=== DATA EXTRACT ===
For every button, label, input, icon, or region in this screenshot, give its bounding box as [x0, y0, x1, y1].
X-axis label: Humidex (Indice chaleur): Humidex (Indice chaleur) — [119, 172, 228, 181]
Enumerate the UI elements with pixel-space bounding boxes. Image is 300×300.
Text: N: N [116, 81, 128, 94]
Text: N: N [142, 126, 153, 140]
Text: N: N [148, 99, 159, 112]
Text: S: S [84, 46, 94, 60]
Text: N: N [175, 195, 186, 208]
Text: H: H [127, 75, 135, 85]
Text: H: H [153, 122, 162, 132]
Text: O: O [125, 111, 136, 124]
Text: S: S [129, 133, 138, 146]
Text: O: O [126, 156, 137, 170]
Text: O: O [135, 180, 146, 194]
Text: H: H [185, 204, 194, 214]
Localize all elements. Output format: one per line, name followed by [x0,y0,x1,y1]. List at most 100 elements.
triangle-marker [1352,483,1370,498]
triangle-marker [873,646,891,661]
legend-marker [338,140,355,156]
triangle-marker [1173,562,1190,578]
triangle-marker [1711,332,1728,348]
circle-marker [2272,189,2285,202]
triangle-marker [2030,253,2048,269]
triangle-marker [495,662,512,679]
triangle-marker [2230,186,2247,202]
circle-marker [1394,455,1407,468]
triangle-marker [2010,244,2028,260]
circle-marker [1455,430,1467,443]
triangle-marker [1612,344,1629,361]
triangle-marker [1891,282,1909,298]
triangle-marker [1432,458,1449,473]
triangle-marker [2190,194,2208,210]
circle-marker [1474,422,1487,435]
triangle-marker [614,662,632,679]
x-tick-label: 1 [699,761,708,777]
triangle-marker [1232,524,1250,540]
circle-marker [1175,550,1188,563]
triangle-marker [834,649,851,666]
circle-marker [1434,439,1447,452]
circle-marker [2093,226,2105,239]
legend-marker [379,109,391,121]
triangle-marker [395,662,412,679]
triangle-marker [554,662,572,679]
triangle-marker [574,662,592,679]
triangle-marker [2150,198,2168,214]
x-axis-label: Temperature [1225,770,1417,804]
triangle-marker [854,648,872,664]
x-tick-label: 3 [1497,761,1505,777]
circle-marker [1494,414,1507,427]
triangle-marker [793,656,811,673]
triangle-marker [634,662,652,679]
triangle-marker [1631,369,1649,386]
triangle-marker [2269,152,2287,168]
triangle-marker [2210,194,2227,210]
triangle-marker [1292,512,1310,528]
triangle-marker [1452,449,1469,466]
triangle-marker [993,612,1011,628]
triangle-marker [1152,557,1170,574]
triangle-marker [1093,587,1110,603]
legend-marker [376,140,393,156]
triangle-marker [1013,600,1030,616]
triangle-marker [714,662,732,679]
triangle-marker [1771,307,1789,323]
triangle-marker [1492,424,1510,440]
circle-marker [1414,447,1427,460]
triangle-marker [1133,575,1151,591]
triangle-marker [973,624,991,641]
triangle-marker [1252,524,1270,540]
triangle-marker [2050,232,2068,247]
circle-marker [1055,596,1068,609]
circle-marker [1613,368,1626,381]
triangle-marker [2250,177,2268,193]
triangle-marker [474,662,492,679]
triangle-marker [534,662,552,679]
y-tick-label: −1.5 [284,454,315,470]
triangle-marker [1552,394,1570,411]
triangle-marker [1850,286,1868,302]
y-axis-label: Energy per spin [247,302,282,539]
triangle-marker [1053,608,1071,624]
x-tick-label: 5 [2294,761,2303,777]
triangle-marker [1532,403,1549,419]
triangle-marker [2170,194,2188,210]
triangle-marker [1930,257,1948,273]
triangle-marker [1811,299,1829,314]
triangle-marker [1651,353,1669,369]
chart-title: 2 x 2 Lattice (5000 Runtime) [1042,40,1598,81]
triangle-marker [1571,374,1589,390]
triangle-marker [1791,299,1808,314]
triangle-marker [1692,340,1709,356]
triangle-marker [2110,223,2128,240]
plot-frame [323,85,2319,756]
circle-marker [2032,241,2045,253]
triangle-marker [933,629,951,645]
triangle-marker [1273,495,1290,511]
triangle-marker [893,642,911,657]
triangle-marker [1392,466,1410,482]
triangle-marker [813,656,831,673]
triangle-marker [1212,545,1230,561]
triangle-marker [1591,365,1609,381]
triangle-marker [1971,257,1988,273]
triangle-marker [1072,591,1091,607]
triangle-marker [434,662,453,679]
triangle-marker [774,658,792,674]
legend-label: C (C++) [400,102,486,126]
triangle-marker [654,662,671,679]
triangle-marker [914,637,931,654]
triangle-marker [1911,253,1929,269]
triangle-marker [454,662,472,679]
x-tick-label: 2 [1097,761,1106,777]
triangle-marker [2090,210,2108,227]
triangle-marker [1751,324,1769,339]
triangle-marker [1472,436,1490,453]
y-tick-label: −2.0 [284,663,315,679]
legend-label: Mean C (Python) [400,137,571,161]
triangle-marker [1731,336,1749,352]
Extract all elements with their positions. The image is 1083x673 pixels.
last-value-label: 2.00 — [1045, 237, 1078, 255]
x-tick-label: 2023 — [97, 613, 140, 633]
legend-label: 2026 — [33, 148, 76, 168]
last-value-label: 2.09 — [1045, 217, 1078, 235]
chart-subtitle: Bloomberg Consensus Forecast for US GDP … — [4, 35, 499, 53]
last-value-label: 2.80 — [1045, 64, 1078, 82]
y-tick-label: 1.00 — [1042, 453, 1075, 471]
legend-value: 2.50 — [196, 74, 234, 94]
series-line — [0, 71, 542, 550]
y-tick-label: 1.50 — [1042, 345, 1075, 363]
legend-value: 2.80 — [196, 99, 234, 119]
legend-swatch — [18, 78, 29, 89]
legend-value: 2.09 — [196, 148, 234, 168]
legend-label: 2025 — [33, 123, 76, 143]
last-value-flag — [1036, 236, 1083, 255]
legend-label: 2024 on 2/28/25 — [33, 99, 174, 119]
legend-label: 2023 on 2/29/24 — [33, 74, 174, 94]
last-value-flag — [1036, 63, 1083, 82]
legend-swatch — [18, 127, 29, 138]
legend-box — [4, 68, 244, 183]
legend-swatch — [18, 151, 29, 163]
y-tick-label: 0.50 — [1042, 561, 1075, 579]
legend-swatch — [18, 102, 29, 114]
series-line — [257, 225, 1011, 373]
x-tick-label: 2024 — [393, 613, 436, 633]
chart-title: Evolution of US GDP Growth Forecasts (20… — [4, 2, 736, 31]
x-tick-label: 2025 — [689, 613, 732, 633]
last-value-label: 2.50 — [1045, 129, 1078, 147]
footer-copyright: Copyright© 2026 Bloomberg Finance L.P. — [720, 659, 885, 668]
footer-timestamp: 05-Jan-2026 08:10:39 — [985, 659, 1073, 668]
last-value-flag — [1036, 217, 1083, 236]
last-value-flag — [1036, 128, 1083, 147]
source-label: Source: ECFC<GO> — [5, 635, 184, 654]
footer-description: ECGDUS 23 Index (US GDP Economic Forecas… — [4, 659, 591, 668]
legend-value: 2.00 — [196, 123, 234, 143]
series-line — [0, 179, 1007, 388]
===
→ **YOUR OBJECTIVE**
Rewrite every line of the listing above as a numbered list, leaving out any blank lines.

→ **PROBLEM SOLUTION**
1. For every button, label, input, icon, or region in this screenshot, give its bounding box as [x0, y0, x1, y1].
2. X-axis label: Humidex (Indice chaleur): Humidex (Indice chaleur) — [119, 172, 228, 181]
3. Enumerate the UI elements with pixel-space bounding boxes. Image is 300×300.
4. Text: N: N [116, 81, 128, 94]
5. Text: N: N [142, 126, 153, 140]
6. Text: N: N [148, 99, 159, 112]
7. Text: S: S [84, 46, 94, 60]
8. Text: N: N [175, 195, 186, 208]
9. Text: H: H [127, 75, 135, 85]
10. Text: H: H [153, 122, 162, 132]
11. Text: O: O [125, 111, 136, 124]
12. Text: S: S [129, 133, 138, 146]
13. Text: O: O [126, 156, 137, 170]
14. Text: O: O [135, 180, 146, 194]
15. Text: H: H [185, 204, 194, 214]
16. Localize all elements. Output format: one per line, name followed by [x0,y0,x1,y1]. List at most 100 elements.
17. triangle-marker [1352,483,1370,498]
18. triangle-marker [873,646,891,661]
19. legend-marker [338,140,355,156]
20. triangle-marker [1173,562,1190,578]
21. triangle-marker [1711,332,1728,348]
22. circle-marker [2272,189,2285,202]
23. triangle-marker [2030,253,2048,269]
24. triangle-marker [495,662,512,679]
25. triangle-marker [2230,186,2247,202]
26. circle-marker [1394,455,1407,468]
27. triangle-marker [2010,244,2028,260]
28. circle-marker [1455,430,1467,443]
29. triangle-marker [1612,344,1629,361]
30. triangle-marker [1891,282,1909,298]
31. triangle-marker [1432,458,1449,473]
32. triangle-marker [2190,194,2208,210]
33. circle-marker [1474,422,1487,435]
34. triangle-marker [614,662,632,679]
35. x-tick-label: 1 [699,761,708,777]
36. triangle-marker [1232,524,1250,540]
37. circle-marker [1175,550,1188,563]
38. triangle-marker [834,649,851,666]
39. circle-marker [1434,439,1447,452]
40. circle-marker [2093,226,2105,239]
41. legend-marker [379,109,391,121]
42. triangle-marker [395,662,412,679]
43. triangle-marker [554,662,572,679]
44. triangle-marker [574,662,592,679]
45. triangle-marker [2150,198,2168,214]
46. x-axis-label: Temperature [1225,770,1417,804]
47. triangle-marker [854,648,872,664]
48. x-tick-label: 3 [1497,761,1505,777]
49. circle-marker [1494,414,1507,427]
50. triangle-marker [793,656,811,673]
51. triangle-marker [634,662,652,679]
52. triangle-marker [1631,369,1649,386]
53. triangle-marker [2269,152,2287,168]
54. triangle-marker [2210,194,2227,210]
55. triangle-marker [1292,512,1310,528]
56. triangle-marker [1452,449,1469,466]
57. triangle-marker [993,612,1011,628]
58. triangle-marker [1152,557,1170,574]
59. triangle-marker [1093,587,1110,603]
60. legend-marker [376,140,393,156]
61. triangle-marker [1013,600,1030,616]
62. triangle-marker [714,662,732,679]
63. triangle-marker [1771,307,1789,323]
64. triangle-marker [1492,424,1510,440]
65. circle-marker [1414,447,1427,460]
66. triangle-marker [1133,575,1151,591]
67. triangle-marker [973,624,991,641]
68. triangle-marker [1252,524,1270,540]
69. triangle-marker [2050,232,2068,247]
70. circle-marker [1055,596,1068,609]
71. circle-marker [1613,368,1626,381]
72. triangle-marker [2250,177,2268,193]
73. triangle-marker [474,662,492,679]
74. triangle-marker [534,662,552,679]
75. y-tick-label: −1.5 [284,454,315,470]
76. triangle-marker [1552,394,1570,411]
77. triangle-marker [1850,286,1868,302]
78. y-axis-label: Energy per spin [247,302,282,539]
79. triangle-marker [1053,608,1071,624]
80. x-tick-label: 5 [2294,761,2303,777]
81. triangle-marker [1532,403,1549,419]
82. triangle-marker [2170,194,2188,210]
83. triangle-marker [1930,257,1948,273]
84. triangle-marker [1811,299,1829,314]
85. triangle-marker [1651,353,1669,369]
86. chart-title: 2 x 2 Lattice (5000 Runtime) [1042,40,1598,81]
87. triangle-marker [1571,374,1589,390]
88. triangle-marker [1791,299,1808,314]
89. triangle-marker [1692,340,1709,356]
90. triangle-marker [2110,223,2128,240]
91. plot-frame [323,85,2319,756]
92. circle-marker [2032,241,2045,253]
93. triangle-marker [933,629,951,645]
94. triangle-marker [1273,495,1290,511]
95. triangle-marker [893,642,911,657]
96. triangle-marker [1392,466,1410,482]
97. triangle-marker [813,656,831,673]
98. triangle-marker [1212,545,1230,561]
99. triangle-marker [1591,365,1609,381]
100. triangle-marker [1971,257,1988,273]
101. triangle-marker [1072,591,1091,607]
102. triangle-marker [434,662,453,679]
103. triangle-marker [774,658,792,674]
104. legend-label: C (C++) [400,102,486,126]
105. triangle-marker [654,662,671,679]
106. triangle-marker [914,637,931,654]
107. triangle-marker [1911,253,1929,269]
108. triangle-marker [454,662,472,679]
109. x-tick-label: 2 [1097,761,1106,777]
110. triangle-marker [2090,210,2108,227]
111. triangle-marker [1751,324,1769,339]
112. triangle-marker [1472,436,1490,453]
113. y-tick-label: −2.0 [284,663,315,679]
114. legend-label: Mean C (Python) [400,137,571,161]
115. triangle-marker [1731,336,1749,352]
116. Extract all elements with their positions. The image is 1083x673 pixels.
117. last-value-label: 2.00 — [1045, 237, 1078, 255]
118. x-tick-label: 2023 — [97, 613, 140, 633]
119. legend-label: 2026 — [33, 148, 76, 168]
120. last-value-label: 2.09 — [1045, 217, 1078, 235]
121. chart-subtitle: Bloomberg Consensus Forecast for US GDP … — [4, 35, 499, 53]
122. last-value-label: 2.80 — [1045, 64, 1078, 82]
123. y-tick-label: 1.00 — [1042, 453, 1075, 471]
124. legend-value: 2.50 — [196, 74, 234, 94]
125. series-line — [0, 71, 542, 550]
126. y-tick-label: 1.50 — [1042, 345, 1075, 363]
127. legend-value: 2.80 — [196, 99, 234, 119]
128. legend-swatch — [18, 78, 29, 89]
129. legend-value: 2.09 — [196, 148, 234, 168]
130. legend-label: 2025 — [33, 123, 76, 143]
131. last-value-flag — [1036, 236, 1083, 255]
132. legend-label: 2024 on 2/28/25 — [33, 99, 174, 119]
133. legend-label: 2023 on 2/29/24 — [33, 74, 174, 94]
134. last-value-flag — [1036, 63, 1083, 82]
135. legend-swatch — [18, 127, 29, 138]
136. legend-box — [4, 68, 244, 183]
137. legend-swatch — [18, 151, 29, 163]
138. y-tick-label: 0.50 — [1042, 561, 1075, 579]
139. legend-swatch — [18, 102, 29, 114]
140. series-line — [257, 225, 1011, 373]
141. x-tick-label: 2024 — [393, 613, 436, 633]
142. chart-title: Evolution of US GDP Growth Forecasts (20… — [4, 2, 736, 31]
143. x-tick-label: 2025 — [689, 613, 732, 633]
144. last-value-label: 2.50 — [1045, 129, 1078, 147]
145. footer-copyright: Copyright© 2026 Bloomberg Finance L.P. — [720, 659, 885, 668]
146. footer-timestamp: 05-Jan-2026 08:10:39 — [985, 659, 1073, 668]
147. last-value-flag — [1036, 217, 1083, 236]
148. last-value-flag — [1036, 128, 1083, 147]
149. source-label: Source: ECFC<GO> — [5, 635, 184, 654]
150. footer-description: ECGDUS 23 Index (US GDP Economic Forecas… — [4, 659, 591, 668]
151. legend-value: 2.00 — [196, 123, 234, 143]
152. series-line — [0, 179, 1007, 388]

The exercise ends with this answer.